Task objective
Identify each line in the records below that contains the word "ಷಯಗಳನ", and copy it.
-- start Supplied records --
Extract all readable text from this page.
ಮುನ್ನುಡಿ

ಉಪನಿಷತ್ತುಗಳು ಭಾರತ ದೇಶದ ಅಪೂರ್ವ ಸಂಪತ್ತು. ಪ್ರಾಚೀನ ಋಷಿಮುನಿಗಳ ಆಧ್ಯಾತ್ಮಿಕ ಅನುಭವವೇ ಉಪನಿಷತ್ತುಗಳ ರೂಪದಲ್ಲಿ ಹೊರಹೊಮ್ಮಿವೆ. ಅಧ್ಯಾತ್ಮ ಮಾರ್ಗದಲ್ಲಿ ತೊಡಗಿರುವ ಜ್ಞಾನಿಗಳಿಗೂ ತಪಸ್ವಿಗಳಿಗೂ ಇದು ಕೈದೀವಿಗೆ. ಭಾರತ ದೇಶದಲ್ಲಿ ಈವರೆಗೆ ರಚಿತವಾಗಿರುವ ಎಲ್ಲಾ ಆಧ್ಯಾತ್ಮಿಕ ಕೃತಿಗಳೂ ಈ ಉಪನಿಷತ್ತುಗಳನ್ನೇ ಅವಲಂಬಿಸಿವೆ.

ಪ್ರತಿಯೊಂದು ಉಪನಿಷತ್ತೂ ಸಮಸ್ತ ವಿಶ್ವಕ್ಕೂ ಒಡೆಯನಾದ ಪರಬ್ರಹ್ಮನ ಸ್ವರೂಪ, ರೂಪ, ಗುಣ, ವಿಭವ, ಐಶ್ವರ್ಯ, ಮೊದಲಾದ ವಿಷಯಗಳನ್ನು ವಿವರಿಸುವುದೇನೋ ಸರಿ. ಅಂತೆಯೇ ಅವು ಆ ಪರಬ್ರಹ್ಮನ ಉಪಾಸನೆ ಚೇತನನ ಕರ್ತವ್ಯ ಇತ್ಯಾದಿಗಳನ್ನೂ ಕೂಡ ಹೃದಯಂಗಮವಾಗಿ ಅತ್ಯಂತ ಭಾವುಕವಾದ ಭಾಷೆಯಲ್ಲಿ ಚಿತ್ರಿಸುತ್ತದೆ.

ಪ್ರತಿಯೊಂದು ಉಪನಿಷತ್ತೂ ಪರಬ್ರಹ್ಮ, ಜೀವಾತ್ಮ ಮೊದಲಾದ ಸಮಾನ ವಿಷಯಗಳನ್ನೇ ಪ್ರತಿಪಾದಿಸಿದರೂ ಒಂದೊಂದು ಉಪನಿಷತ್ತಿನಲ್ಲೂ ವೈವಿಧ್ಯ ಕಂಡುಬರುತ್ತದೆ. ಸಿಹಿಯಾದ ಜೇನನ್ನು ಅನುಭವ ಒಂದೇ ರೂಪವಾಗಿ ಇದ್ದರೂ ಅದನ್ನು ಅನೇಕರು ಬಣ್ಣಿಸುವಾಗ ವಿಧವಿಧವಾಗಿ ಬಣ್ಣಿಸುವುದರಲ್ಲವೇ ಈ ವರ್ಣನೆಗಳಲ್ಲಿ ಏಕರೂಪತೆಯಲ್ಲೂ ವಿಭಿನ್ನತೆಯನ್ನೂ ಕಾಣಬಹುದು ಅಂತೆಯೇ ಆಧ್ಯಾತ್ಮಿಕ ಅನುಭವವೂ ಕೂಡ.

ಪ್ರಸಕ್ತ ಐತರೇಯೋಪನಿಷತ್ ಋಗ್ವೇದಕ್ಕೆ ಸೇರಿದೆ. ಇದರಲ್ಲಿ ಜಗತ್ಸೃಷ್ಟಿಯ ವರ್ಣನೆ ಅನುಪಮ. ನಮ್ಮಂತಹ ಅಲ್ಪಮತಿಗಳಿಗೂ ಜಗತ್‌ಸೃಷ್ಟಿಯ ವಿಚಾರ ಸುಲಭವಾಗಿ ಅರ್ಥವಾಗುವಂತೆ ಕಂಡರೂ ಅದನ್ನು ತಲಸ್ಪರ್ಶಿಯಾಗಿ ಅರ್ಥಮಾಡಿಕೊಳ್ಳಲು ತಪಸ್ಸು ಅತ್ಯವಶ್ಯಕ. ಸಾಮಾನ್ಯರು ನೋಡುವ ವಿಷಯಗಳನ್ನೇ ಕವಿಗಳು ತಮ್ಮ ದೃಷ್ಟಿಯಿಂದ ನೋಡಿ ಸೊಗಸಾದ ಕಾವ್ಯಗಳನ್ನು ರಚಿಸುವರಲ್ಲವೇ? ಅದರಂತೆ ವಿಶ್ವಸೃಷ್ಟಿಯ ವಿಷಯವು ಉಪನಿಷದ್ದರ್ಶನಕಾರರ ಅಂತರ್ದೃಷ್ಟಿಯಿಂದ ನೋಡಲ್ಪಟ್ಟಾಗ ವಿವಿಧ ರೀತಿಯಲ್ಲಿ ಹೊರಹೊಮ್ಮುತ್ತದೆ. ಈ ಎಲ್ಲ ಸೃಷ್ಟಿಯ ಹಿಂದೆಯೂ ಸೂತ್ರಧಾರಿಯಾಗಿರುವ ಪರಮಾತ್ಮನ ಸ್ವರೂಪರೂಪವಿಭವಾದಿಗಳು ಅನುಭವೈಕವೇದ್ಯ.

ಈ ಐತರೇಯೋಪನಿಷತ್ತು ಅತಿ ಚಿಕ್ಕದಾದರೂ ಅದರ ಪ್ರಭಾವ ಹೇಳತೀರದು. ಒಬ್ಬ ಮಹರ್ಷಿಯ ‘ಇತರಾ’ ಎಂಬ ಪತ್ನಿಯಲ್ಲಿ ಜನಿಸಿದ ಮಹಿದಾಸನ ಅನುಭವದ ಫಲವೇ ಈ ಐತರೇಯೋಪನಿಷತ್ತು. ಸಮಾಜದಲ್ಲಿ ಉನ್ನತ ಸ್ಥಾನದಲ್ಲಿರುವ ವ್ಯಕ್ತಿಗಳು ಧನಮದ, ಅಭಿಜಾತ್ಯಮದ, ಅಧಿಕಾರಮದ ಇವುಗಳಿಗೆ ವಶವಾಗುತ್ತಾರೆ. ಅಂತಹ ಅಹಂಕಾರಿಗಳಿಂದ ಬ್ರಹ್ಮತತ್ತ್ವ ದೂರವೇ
-- end Supplied records --
Exercise result
ಪ್ರತಿಯೊಂದು ಉಪನಿಷತ್ತೂ ಸಮಸ್ತ ವಿಶ್ವಕ್ಕೂ ಒಡೆಯನಾದ ಪರಬ್ರಹ್ಮನ ಸ್ವರೂಪ, ರೂಪ, ಗುಣ, ವಿಭವ, ಐಶ್ವರ್ಯ, ಮೊದಲಾದ ವಿಷಯಗಳನ್ನು ವಿವರಿಸುವುದೇನೋ ಸರಿ. ಅಂತೆಯೇ ಅವು ಆ ಪರಬ್ರಹ್ಮನ ಉಪಾಸನೆ ಚೇತನನ ಕರ್ತವ್ಯ ಇತ್ಯಾದಿಗಳನ್ನೂ ಕೂಡ ಹೃದಯಂಗಮವಾಗಿ ಅತ್ಯಂತ ಭಾವುಕವಾದ ಭಾಷೆಯಲ್ಲಿ ಚಿತ್ರಿಸುತ್ತದೆ.
ಪ್ರತಿಯೊಂದು ಉಪನಿಷತ್ತೂ ಪರಬ್ರಹ್ಮ, ಜೀವಾತ್ಮ ಮೊದಲಾದ ಸಮಾನ ವಿಷಯಗಳನ್ನೇ ಪ್ರತಿಪಾದಿಸಿದರೂ ಒಂದೊಂದು ಉಪನಿಷತ್ತಿನಲ್ಲೂ ವೈವಿಧ್ಯ ಕಂಡುಬರುತ್ತದೆ. ಸಿಹಿಯಾದ ಜೇನನ್ನು ಅನುಭವ ಒಂದೇ ರೂಪವಾಗಿ ಇದ್ದರೂ ಅದನ್ನು ಅನೇಕರು ಬಣ್ಣಿಸುವಾಗ ವಿಧವಿಧವಾಗಿ ಬಣ್ಣಿಸುವುದರಲ್ಲವೇ ಈ ವರ್ಣನೆಗಳಲ್ಲಿ ಏಕರೂಪತೆಯಲ್ಲೂ ವಿಭಿನ್ನತೆಯನ್ನೂ ಕಾಣಬಹುದು ಅಂತೆಯೇ ಆಧ್ಯಾತ್ಮಿಕ ಅನುಭವವೂ ಕೂಡ.
ಪ್ರಸಕ್ತ ಐತರೇಯೋಪನಿಷತ್ ಋಗ್ವೇದಕ್ಕೆ ಸೇರಿದೆ. ಇದರಲ್ಲಿ ಜಗತ್ಸೃಷ್ಟಿಯ ವರ್ಣನೆ ಅನುಪಮ. ನಮ್ಮಂತಹ ಅಲ್ಪಮತಿಗಳಿಗೂ ಜಗತ್‌ಸೃಷ್ಟಿಯ ವಿಚಾರ ಸುಲಭವಾಗಿ ಅರ್ಥವಾಗುವಂತೆ ಕಂಡರೂ ಅದನ್ನು ತಲಸ್ಪರ್ಶಿಯಾಗಿ ಅರ್ಥಮಾಡಿಕೊಳ್ಳಲು ತಪಸ್ಸು ಅತ್ಯವಶ್ಯಕ. ಸಾಮಾನ್ಯರು ನೋಡುವ ವಿಷಯಗಳನ್ನೇ ಕವಿಗಳು ತಮ್ಮ ದೃಷ್ಟಿಯಿಂದ ನೋಡಿ ಸೊಗಸಾದ ಕಾವ್ಯಗಳನ್ನು ರಚಿಸುವರಲ್ಲವೇ? ಅದರಂತೆ ವಿಶ್ವಸೃಷ್ಟಿಯ ವಿಷಯವು ಉಪನಿಷದ್ದರ್ಶನಕಾರರ ಅಂತರ್ದೃಷ್ಟಿಯಿಂದ ನೋಡಲ್ಪಟ್ಟಾಗ ವಿವಿಧ ರೀತಿಯಲ್ಲಿ ಹೊರಹೊಮ್ಮುತ್ತದೆ. ಈ ಎಲ್ಲ ಸೃಷ್ಟಿಯ ಹಿಂದೆಯೂ ಸೂತ್ರಧಾರಿಯಾಗಿರುವ ಪರಮಾತ್ಮನ ಸ್ವರೂಪರೂಪವಿಭವಾದಿಗಳು ಅನುಭವೈಕವೇದ್ಯ.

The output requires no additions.